Requirement
Please find all lines in the data that hold the string "border" and copy them.

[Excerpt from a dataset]
_ _ _ _ _ _ _

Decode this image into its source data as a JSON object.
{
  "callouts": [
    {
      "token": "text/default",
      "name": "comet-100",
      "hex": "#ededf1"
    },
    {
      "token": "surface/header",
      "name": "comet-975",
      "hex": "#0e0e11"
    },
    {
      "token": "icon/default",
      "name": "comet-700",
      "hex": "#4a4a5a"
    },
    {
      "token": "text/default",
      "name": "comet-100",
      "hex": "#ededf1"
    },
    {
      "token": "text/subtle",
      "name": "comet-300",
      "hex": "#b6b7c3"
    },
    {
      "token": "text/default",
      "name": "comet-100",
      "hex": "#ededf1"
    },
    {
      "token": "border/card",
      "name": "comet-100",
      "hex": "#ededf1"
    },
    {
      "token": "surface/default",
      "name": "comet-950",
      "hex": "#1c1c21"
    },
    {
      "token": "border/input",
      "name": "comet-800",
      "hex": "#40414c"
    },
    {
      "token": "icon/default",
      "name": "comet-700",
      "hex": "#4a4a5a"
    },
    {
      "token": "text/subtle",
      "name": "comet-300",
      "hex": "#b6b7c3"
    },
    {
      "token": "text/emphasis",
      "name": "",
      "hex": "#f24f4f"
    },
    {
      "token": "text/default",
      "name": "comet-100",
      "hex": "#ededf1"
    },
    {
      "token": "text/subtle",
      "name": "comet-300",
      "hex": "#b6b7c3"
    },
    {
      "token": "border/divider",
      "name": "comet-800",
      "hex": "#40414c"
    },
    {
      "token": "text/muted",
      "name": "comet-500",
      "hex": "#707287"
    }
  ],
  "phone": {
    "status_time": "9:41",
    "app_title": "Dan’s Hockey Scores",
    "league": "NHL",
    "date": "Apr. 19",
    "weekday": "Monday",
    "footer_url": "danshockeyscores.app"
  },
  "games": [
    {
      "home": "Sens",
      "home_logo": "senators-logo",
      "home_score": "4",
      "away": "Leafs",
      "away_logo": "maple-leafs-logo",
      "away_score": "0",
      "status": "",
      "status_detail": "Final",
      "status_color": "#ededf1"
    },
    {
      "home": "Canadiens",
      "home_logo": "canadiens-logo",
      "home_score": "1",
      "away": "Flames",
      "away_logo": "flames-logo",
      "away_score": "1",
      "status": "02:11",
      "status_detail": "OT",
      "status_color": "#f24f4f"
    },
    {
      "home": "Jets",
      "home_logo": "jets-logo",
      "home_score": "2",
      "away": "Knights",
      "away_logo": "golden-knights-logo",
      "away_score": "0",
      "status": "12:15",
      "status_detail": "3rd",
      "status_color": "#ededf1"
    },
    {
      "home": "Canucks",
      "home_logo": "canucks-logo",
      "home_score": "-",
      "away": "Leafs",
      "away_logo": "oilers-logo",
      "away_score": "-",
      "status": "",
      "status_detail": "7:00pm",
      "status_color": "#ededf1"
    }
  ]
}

_ _ _ _ _ _ _

In response
      "token": "border/card",
      "token": "border/input",
      "token": "border/divider",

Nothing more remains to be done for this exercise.